■ WHAT TO PRODUCE: In the listing below, find every line containing "ylabel" and copy it out.

***** MATERIAL SUPPLIED

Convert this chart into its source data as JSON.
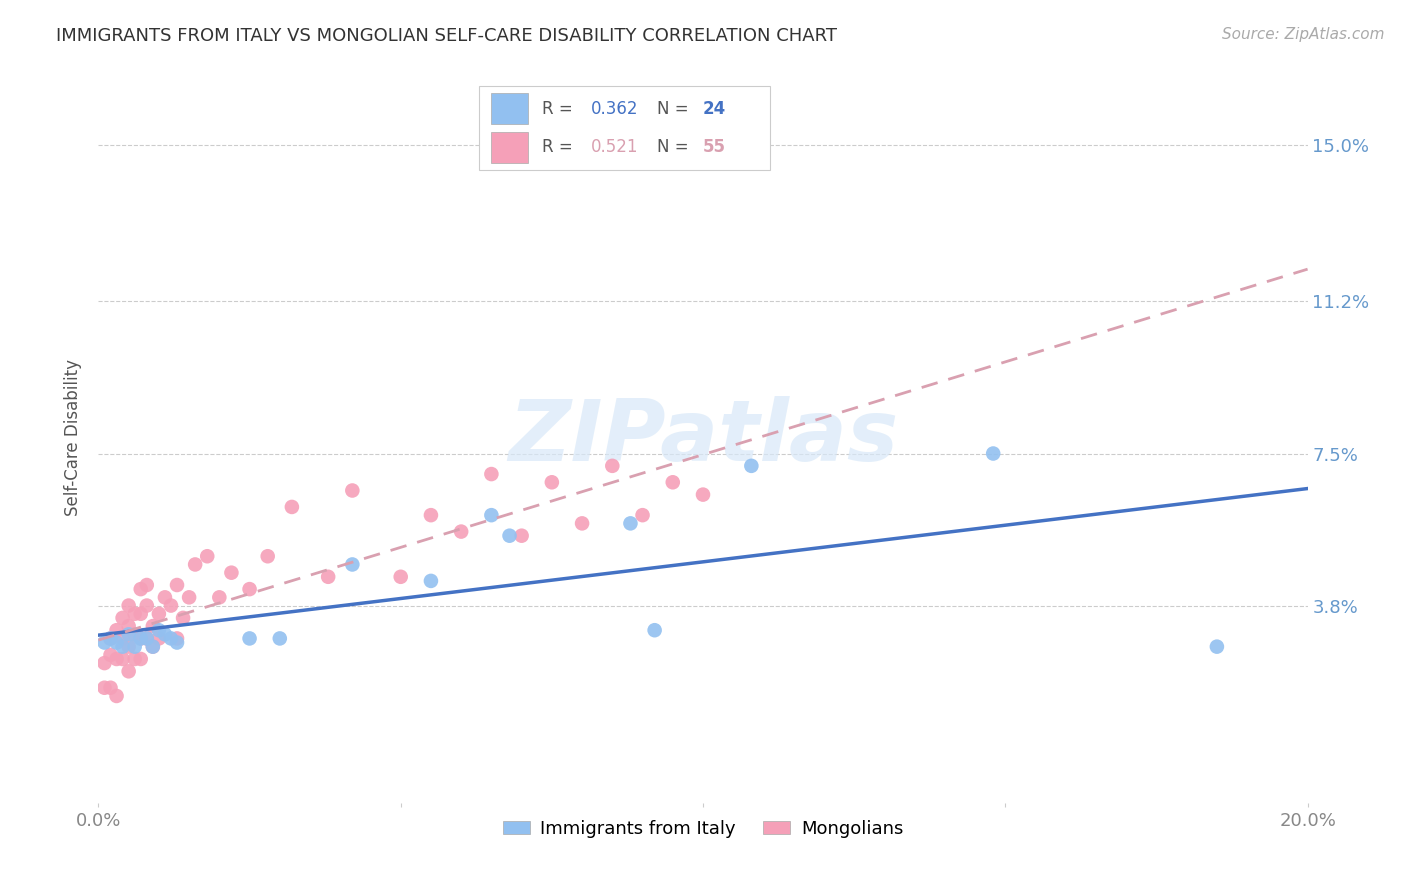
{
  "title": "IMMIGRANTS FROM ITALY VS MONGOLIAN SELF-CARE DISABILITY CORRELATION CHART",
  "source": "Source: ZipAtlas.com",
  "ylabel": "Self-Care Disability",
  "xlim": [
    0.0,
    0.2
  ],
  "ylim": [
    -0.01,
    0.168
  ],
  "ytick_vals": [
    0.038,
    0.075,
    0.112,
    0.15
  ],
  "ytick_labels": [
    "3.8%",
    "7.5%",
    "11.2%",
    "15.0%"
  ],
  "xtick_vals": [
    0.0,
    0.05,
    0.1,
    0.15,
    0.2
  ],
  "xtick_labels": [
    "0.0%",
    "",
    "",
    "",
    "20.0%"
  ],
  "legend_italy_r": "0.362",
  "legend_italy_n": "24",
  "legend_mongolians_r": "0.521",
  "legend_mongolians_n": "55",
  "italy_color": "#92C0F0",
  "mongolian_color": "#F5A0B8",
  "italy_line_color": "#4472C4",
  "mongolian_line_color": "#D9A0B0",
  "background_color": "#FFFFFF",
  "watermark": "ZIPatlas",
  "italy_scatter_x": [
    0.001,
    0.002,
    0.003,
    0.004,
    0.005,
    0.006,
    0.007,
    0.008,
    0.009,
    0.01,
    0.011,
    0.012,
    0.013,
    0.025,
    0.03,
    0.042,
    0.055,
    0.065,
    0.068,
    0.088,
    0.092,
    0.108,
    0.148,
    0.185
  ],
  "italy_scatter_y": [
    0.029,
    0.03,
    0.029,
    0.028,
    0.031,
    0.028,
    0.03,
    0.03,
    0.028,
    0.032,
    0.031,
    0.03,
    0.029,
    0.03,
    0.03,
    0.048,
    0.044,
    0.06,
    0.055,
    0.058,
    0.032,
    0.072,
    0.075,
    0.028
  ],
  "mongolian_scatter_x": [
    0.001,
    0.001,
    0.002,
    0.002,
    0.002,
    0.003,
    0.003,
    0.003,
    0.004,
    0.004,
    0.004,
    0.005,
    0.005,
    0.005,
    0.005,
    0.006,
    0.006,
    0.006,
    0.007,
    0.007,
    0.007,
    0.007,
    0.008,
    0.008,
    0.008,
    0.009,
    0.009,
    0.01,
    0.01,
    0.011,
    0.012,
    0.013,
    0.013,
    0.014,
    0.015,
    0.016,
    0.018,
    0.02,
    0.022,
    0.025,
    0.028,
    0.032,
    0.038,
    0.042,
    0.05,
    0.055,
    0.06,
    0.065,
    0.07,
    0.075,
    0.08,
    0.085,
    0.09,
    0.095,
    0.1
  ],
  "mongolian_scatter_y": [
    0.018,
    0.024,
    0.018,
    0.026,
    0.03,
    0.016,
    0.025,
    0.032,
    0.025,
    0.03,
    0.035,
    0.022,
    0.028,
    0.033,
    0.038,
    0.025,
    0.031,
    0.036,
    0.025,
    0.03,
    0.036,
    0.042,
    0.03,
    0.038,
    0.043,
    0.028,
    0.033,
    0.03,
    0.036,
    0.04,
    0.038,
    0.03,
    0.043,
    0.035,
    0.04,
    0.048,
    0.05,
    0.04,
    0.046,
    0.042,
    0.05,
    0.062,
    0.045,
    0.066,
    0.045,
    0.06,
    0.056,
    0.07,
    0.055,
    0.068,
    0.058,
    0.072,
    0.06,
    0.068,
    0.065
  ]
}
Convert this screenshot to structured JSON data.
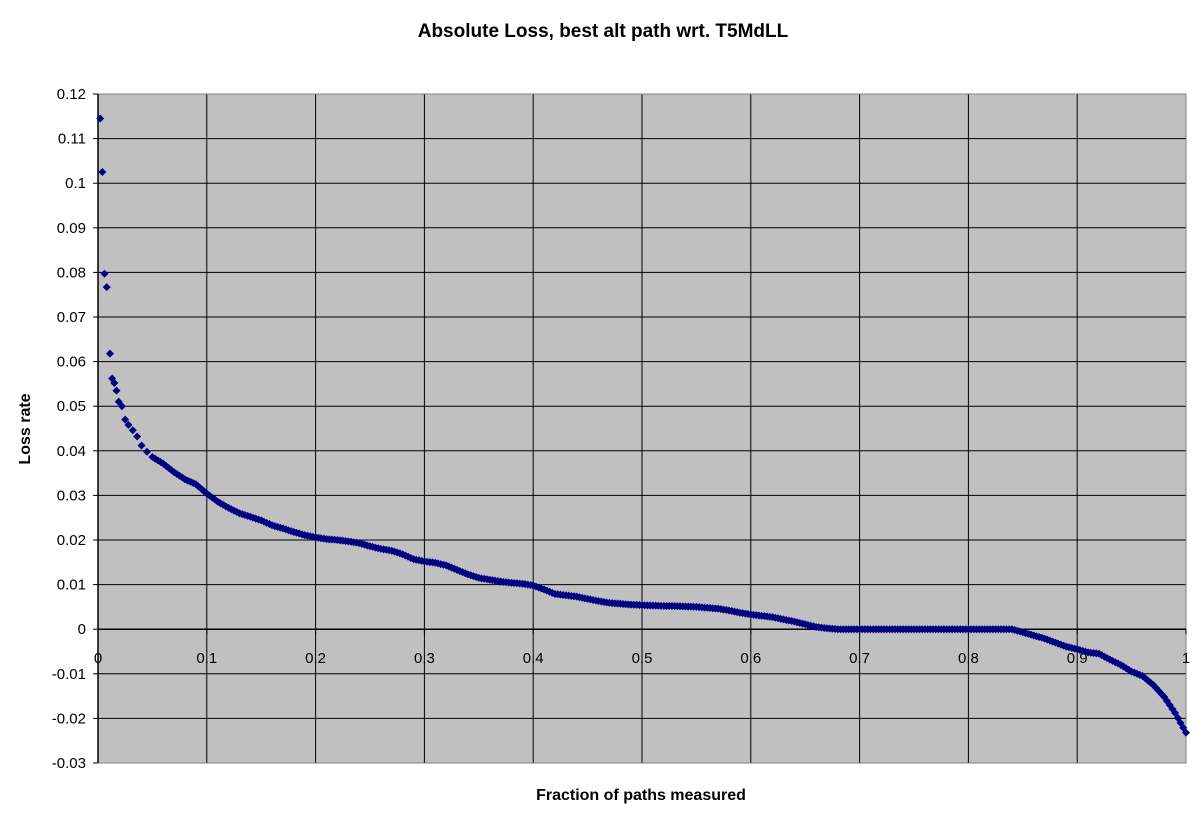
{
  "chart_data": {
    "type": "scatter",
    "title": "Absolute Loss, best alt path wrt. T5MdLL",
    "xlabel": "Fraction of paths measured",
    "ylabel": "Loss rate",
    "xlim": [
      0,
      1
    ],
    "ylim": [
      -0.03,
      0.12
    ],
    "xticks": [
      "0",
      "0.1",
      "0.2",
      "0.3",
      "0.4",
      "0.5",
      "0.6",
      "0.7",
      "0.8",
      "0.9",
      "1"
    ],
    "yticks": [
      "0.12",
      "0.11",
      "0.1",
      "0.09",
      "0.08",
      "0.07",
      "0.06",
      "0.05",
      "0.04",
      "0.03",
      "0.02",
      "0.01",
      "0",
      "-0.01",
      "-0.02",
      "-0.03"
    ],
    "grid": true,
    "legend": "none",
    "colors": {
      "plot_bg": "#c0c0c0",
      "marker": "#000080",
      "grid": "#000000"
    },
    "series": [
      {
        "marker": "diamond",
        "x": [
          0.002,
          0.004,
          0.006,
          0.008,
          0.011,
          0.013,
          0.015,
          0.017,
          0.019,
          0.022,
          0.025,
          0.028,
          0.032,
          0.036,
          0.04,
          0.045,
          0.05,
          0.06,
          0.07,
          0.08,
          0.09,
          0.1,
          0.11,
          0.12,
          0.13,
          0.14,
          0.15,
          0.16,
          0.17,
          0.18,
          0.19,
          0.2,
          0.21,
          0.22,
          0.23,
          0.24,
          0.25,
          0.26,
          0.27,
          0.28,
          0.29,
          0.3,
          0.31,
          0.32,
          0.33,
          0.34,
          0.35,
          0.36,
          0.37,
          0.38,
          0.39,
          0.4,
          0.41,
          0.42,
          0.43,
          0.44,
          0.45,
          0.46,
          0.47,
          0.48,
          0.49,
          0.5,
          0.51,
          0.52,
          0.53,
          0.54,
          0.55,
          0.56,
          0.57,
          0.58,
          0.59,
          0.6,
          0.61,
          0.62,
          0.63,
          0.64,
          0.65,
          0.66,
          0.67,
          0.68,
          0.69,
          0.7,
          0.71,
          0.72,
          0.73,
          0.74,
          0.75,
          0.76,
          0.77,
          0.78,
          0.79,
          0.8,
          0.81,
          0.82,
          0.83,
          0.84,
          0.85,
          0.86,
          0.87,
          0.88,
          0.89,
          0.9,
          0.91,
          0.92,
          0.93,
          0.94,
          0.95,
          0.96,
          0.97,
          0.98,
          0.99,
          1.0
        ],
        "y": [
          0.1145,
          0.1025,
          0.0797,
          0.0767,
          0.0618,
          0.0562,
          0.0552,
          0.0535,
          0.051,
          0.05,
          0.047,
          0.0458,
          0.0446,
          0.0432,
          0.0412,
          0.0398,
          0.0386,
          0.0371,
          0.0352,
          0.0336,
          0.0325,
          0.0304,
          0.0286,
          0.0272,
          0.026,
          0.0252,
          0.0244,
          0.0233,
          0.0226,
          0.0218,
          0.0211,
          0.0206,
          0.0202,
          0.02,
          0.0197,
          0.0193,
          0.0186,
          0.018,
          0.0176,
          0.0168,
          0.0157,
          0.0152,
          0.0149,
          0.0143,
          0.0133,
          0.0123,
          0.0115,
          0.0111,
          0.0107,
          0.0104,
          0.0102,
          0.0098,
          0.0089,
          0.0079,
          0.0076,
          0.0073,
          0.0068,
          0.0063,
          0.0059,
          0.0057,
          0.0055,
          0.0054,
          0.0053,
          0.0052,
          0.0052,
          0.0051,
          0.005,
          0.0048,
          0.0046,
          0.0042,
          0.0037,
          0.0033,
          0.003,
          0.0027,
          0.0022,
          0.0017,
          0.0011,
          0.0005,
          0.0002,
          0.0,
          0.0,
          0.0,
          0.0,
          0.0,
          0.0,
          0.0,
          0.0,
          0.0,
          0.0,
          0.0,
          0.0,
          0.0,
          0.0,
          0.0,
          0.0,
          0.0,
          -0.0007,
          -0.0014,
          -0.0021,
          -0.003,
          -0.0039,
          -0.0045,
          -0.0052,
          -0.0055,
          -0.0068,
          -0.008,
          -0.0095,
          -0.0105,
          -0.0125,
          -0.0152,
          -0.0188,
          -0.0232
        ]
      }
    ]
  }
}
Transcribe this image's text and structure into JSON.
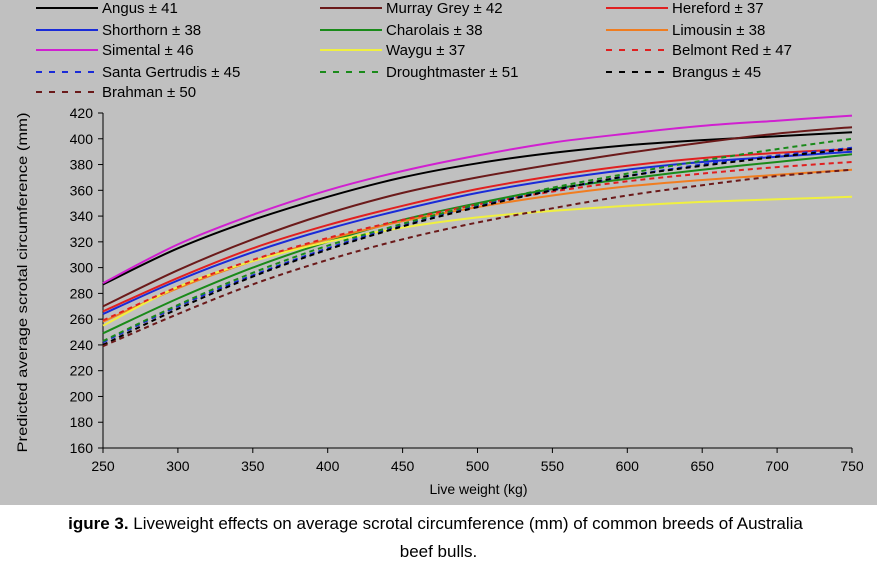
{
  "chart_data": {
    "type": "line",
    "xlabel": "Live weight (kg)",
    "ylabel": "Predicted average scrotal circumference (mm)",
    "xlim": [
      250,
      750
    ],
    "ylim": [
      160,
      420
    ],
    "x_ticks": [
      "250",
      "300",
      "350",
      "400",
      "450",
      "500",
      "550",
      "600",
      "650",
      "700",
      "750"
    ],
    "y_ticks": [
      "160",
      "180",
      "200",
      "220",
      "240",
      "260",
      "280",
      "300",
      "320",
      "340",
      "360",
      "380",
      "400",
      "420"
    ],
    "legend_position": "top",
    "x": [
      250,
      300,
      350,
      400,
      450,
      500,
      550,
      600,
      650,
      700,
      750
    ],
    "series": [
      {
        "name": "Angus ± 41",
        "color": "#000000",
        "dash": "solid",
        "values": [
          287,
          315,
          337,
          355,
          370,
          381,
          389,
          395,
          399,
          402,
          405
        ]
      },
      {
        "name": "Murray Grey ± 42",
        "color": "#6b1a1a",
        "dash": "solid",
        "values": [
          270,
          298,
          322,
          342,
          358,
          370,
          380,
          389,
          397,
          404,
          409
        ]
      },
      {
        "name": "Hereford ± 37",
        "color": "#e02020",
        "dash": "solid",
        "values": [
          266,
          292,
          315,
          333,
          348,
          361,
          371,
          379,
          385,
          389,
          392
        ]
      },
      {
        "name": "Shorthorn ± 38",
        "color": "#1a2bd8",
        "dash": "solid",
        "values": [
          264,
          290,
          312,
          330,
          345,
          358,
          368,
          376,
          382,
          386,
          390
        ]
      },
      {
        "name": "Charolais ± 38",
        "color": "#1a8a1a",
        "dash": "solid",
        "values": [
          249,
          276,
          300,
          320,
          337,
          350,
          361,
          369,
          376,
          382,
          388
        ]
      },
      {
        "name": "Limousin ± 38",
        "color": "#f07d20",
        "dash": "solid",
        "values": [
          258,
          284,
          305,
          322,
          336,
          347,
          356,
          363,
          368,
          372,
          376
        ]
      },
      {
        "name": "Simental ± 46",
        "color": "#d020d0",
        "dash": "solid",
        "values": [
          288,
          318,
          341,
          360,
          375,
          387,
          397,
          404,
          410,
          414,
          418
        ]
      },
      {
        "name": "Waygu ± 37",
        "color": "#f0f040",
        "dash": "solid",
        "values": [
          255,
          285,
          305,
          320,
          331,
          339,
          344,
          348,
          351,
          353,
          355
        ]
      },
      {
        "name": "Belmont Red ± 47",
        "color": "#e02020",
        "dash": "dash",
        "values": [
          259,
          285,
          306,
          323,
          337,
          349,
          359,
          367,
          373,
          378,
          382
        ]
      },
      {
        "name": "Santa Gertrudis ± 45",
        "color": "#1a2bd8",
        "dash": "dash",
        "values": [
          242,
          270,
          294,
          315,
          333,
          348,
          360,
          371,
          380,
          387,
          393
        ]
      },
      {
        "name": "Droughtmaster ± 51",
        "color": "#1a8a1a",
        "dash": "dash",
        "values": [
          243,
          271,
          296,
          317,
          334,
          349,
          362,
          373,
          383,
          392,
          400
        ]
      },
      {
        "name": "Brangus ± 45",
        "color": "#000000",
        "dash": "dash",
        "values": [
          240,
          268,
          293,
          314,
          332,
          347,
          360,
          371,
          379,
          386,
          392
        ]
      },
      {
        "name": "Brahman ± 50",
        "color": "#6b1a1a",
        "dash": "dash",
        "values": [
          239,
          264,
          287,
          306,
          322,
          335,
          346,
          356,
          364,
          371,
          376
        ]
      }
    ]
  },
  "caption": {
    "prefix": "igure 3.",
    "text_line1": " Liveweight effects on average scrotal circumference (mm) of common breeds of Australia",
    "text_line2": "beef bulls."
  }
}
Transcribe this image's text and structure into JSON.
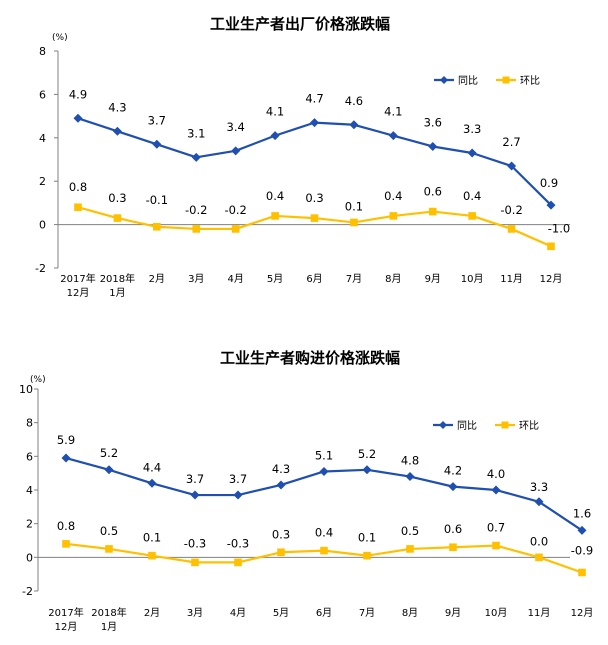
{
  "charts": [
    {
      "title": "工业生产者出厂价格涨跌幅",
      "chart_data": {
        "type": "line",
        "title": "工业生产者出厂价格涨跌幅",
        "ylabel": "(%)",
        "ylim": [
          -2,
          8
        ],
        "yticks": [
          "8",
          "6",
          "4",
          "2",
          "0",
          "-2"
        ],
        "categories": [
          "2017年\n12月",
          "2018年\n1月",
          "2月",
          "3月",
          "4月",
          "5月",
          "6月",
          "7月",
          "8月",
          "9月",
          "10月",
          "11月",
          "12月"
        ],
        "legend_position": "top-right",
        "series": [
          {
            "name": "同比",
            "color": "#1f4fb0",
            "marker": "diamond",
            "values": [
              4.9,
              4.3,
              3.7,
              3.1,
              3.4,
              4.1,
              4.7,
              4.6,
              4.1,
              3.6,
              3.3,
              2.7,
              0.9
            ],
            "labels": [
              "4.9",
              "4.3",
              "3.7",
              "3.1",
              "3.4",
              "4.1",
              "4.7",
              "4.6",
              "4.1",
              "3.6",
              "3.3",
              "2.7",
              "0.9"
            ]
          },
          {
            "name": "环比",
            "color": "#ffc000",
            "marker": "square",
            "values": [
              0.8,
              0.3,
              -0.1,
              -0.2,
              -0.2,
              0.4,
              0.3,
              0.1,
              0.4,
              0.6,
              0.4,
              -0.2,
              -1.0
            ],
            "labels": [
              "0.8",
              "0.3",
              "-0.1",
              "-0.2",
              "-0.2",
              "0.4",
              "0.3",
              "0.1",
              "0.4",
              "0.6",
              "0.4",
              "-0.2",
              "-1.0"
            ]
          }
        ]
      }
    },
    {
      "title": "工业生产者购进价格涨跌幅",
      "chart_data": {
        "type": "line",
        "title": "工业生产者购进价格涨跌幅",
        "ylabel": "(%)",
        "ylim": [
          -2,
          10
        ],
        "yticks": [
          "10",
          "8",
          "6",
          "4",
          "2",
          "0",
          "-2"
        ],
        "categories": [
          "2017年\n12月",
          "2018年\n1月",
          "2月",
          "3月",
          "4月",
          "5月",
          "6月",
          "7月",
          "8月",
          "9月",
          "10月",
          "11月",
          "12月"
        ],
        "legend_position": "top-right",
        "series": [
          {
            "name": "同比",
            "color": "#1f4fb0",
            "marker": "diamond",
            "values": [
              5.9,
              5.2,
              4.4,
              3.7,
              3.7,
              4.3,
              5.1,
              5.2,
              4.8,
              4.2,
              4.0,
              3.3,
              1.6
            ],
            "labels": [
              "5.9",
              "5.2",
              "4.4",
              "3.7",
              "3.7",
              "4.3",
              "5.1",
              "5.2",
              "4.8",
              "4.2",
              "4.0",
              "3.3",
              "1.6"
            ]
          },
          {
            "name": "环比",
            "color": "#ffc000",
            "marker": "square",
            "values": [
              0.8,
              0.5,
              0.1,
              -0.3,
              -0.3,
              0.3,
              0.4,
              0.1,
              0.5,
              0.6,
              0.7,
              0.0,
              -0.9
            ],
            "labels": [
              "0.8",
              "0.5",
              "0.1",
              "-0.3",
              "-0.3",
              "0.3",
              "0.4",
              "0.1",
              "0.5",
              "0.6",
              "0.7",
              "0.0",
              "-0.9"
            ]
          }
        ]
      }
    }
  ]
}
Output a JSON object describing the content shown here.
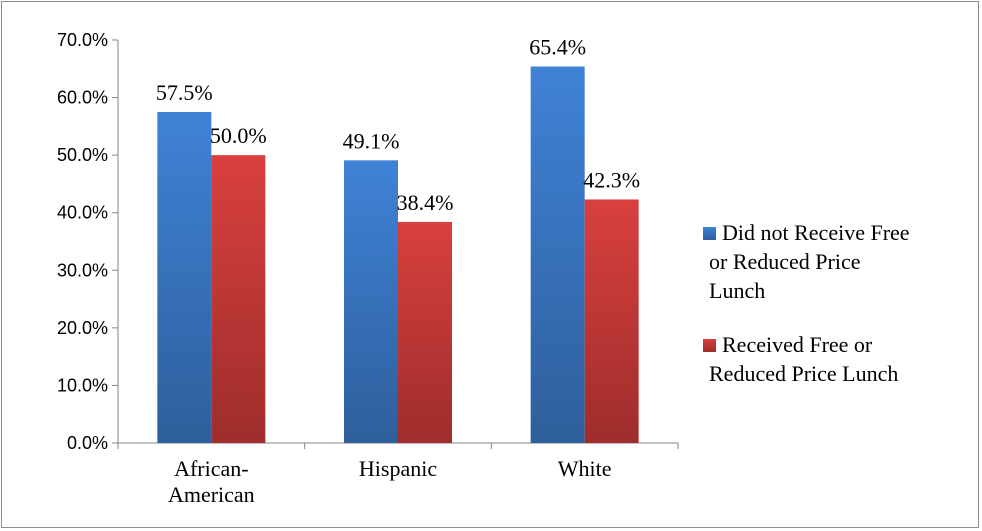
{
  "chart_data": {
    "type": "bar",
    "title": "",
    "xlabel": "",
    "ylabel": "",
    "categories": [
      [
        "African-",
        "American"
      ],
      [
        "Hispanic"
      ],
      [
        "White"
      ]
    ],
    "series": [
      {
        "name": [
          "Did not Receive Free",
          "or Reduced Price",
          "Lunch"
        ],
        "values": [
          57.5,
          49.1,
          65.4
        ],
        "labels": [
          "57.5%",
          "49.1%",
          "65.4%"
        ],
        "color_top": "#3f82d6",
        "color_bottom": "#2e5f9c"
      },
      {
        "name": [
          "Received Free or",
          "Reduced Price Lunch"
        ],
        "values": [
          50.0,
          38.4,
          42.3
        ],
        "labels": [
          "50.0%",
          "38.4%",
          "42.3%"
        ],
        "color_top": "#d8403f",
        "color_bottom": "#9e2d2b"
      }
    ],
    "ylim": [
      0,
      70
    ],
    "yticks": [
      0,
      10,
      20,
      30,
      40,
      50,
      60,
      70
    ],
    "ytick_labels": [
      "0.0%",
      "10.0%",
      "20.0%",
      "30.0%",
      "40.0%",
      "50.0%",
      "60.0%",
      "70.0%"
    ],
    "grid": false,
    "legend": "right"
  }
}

**********

■ CORRECT ANSWER:
  "ylabel": "Self-Care Disability",
    "ylabel": "Loss rate",
    "ylabel": "Predicted average scrotal circumference (mm)",
        "ylabel": "(%)",
        "ylabel": "(%)",
    "ylabel": "",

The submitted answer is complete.